Please show every line in the entries below that includes the word "Flowerville".

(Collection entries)
________________
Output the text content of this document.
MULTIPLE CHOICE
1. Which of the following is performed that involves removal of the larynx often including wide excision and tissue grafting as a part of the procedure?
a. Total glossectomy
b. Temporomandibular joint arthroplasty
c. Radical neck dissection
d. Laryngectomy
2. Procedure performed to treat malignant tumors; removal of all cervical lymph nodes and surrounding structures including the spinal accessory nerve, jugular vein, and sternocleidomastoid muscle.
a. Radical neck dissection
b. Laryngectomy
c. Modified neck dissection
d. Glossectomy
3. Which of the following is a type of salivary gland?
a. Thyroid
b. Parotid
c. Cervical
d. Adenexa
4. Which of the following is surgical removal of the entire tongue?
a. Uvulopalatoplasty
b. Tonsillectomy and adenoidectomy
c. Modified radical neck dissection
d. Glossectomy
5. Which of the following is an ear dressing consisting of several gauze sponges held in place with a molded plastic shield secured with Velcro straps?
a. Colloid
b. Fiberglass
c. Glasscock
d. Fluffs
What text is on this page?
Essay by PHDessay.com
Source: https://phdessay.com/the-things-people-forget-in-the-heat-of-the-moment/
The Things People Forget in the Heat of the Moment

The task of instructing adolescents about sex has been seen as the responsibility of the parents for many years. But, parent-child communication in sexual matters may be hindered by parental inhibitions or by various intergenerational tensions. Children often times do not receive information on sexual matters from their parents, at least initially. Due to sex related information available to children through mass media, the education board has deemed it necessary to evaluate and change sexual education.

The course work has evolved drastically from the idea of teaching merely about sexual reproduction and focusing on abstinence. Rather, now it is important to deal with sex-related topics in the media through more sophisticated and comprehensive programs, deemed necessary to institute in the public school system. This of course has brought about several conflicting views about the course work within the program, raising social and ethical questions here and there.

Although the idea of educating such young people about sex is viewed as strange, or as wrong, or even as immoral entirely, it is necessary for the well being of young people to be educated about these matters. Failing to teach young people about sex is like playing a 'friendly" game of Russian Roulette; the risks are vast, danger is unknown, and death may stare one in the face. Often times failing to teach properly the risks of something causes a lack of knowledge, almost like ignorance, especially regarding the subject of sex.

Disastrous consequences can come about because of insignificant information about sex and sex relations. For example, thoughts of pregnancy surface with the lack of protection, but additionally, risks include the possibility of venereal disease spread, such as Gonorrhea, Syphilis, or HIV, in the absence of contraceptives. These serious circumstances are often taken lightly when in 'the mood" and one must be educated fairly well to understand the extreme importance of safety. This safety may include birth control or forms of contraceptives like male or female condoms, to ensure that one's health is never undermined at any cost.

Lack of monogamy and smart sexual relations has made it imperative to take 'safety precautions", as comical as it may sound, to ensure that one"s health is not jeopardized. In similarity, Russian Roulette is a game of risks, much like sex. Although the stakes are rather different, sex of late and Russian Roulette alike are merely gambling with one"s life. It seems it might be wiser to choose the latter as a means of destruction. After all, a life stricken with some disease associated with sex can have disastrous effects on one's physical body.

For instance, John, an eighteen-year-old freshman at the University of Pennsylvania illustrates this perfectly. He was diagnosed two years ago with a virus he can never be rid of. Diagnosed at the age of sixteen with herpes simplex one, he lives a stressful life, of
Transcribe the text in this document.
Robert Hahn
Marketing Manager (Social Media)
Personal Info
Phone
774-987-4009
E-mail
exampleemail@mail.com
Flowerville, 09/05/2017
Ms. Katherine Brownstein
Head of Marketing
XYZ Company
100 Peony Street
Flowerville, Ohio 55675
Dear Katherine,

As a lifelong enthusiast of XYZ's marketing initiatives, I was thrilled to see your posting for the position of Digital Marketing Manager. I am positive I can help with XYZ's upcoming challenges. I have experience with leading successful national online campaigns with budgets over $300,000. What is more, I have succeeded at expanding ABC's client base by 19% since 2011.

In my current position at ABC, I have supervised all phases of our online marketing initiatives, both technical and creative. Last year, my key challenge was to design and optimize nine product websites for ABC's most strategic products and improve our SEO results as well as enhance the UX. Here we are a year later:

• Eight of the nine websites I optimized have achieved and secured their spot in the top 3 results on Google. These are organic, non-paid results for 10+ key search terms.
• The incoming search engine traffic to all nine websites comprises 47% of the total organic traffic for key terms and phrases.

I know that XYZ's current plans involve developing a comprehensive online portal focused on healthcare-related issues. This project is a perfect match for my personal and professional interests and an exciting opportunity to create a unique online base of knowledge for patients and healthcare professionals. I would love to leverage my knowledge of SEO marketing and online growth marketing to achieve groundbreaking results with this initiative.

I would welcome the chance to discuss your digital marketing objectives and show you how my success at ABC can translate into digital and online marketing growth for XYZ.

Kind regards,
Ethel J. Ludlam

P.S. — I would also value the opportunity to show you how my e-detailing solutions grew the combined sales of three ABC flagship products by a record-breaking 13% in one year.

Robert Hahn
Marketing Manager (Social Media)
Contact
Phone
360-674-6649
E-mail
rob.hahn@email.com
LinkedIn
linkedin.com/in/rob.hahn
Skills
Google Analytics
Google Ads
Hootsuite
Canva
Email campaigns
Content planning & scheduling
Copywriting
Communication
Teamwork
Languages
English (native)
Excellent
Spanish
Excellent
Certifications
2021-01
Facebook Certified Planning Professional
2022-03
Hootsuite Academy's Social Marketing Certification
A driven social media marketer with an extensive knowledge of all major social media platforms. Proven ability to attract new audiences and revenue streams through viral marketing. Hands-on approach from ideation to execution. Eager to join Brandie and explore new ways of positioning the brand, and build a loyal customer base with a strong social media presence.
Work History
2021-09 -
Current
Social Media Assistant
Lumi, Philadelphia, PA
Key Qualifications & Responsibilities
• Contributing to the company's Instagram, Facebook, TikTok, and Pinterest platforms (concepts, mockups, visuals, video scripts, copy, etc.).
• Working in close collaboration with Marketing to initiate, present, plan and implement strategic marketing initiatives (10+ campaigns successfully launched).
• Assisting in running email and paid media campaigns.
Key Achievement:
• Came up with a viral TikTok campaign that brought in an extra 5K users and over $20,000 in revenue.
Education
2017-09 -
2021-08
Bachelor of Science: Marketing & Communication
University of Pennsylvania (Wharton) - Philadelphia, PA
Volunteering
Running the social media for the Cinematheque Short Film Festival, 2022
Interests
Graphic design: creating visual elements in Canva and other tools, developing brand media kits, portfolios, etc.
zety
________________
* [Expected answer]
Flowerville, 09/05/2017
Flowerville, Ohio 55675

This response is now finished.